§ OBJECTIVE: Filter the entries, keeping every line with the word "build".

(Stored data entries)
──────
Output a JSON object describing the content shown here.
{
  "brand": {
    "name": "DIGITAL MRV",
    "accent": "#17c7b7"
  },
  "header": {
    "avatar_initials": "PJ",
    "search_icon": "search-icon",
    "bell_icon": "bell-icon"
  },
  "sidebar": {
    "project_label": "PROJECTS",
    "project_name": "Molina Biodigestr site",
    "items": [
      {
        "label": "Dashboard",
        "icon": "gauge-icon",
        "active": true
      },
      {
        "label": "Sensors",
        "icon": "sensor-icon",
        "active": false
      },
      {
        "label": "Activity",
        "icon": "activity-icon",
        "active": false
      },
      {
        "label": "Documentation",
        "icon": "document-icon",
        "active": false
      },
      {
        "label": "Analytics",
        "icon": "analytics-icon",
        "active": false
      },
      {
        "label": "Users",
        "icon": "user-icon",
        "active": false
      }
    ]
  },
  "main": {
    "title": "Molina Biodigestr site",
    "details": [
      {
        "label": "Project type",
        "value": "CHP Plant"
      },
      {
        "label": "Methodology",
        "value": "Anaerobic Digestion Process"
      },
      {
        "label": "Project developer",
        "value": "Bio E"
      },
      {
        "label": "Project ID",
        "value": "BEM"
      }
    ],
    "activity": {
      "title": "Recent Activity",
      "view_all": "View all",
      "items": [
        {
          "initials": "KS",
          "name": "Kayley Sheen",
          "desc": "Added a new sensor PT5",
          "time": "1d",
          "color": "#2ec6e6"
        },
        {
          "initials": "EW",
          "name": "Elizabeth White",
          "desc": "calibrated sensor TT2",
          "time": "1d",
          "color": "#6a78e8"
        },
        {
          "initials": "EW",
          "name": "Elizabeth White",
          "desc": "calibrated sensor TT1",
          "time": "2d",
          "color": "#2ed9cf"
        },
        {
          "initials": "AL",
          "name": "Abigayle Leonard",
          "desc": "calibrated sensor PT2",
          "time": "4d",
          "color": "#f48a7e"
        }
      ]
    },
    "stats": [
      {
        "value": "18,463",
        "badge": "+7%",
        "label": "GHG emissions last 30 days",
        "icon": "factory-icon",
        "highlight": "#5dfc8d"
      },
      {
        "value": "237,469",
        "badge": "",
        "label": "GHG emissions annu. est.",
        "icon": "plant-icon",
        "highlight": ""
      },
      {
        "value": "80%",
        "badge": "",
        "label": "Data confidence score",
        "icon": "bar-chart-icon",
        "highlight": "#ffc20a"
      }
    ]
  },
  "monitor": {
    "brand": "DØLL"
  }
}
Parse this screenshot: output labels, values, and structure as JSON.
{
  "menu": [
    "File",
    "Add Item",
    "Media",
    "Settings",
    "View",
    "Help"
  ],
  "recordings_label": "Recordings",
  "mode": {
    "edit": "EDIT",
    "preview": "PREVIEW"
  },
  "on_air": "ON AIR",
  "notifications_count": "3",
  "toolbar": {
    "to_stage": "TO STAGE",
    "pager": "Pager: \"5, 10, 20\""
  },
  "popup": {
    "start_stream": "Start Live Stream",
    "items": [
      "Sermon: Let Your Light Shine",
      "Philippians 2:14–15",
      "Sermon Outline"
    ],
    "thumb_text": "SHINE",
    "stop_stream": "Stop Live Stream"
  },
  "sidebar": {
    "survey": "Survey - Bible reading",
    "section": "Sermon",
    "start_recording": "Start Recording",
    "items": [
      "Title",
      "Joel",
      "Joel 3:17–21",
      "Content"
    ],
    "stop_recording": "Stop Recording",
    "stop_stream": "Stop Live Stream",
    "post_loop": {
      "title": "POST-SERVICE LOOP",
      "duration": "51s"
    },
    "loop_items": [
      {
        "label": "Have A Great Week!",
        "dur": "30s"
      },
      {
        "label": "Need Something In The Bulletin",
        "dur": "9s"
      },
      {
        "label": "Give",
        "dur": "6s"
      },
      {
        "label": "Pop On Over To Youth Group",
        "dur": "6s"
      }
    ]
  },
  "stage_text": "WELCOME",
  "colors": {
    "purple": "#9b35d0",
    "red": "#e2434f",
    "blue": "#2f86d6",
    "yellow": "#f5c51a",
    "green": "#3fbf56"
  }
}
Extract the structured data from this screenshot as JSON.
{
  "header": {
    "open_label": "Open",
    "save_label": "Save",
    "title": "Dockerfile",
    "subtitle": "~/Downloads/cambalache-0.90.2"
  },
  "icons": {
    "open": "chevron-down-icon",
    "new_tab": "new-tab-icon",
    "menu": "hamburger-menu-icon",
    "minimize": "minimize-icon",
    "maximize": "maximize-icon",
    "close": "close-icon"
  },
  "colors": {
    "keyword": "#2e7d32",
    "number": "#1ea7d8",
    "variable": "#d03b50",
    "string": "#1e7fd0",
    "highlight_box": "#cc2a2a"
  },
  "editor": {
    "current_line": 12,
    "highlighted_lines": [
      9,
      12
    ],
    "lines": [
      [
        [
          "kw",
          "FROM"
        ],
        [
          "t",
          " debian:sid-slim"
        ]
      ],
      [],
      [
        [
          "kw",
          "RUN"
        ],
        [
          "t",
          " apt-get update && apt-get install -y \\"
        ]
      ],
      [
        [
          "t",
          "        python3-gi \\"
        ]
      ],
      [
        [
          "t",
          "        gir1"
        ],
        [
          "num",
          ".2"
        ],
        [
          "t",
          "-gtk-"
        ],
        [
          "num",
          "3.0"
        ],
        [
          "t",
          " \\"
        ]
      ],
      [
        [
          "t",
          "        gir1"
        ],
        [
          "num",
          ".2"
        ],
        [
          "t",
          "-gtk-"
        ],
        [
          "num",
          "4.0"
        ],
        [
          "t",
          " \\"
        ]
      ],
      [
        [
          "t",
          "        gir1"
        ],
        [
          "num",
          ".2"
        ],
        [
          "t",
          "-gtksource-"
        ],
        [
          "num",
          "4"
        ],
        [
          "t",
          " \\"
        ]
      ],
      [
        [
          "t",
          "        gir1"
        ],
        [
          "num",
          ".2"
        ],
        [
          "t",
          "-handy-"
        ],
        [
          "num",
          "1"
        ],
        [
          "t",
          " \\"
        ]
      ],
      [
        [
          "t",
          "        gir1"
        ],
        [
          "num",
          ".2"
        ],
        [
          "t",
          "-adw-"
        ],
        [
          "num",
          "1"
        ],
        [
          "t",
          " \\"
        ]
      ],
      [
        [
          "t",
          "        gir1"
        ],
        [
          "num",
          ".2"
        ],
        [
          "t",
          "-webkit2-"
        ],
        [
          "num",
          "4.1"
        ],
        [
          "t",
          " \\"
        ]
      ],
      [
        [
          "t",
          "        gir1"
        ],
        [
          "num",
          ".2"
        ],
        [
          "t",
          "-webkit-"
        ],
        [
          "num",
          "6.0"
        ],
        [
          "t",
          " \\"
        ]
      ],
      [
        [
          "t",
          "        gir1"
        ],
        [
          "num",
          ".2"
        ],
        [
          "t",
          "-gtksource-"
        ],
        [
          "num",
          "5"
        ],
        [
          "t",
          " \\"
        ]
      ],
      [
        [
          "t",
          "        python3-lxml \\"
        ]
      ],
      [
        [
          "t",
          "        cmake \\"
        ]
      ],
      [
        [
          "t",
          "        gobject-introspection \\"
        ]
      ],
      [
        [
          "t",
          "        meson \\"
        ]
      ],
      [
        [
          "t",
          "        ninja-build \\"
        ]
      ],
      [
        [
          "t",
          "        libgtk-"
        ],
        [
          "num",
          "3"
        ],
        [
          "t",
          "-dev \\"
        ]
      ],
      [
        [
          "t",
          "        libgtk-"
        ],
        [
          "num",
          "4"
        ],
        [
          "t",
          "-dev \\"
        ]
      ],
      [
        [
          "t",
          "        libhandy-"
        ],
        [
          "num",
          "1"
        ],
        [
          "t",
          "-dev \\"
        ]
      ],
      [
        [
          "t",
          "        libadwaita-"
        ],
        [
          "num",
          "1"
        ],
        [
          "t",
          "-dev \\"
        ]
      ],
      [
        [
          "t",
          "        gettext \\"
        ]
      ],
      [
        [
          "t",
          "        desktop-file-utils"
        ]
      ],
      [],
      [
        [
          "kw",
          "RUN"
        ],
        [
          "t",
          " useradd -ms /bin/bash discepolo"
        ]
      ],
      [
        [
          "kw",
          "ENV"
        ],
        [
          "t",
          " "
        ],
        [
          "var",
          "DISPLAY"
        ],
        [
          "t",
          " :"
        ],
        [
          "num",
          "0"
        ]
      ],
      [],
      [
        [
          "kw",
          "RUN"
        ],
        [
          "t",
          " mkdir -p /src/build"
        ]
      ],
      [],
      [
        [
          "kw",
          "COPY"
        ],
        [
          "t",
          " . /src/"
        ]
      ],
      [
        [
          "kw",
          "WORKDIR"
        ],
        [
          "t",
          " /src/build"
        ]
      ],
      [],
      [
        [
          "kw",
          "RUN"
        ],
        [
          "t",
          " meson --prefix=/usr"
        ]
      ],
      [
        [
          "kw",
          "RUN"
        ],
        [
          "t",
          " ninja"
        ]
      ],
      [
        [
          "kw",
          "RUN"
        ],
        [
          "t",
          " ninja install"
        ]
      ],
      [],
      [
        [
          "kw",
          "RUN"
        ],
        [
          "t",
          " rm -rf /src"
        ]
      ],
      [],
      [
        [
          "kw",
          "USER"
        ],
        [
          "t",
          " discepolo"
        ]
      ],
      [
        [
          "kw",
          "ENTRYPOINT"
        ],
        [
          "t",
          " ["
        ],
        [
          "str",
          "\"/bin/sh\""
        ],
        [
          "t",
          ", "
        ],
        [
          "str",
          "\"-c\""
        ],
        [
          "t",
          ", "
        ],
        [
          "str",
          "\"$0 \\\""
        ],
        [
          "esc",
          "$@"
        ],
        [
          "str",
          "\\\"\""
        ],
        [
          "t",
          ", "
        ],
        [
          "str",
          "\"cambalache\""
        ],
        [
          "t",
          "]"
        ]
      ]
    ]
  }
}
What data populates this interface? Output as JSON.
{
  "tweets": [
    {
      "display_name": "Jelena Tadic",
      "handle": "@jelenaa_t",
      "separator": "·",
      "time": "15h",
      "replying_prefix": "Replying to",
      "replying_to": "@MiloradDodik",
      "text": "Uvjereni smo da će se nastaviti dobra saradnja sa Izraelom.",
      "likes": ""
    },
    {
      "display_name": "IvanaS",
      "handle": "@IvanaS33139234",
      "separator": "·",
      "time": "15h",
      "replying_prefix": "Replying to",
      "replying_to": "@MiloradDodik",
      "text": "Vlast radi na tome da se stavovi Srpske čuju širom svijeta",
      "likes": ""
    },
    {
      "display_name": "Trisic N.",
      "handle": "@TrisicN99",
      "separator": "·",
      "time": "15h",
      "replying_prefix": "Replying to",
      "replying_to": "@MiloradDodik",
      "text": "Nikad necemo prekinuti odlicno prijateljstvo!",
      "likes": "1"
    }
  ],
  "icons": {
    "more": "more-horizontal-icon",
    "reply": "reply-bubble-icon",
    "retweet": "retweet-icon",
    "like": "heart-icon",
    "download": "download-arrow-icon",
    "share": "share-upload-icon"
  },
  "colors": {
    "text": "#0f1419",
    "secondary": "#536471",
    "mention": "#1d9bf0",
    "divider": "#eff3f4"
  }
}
──────
§ FINAL ANSWER:
          "        ninja-build \\"
          " mkdir -p /src/build"
          " /src/build"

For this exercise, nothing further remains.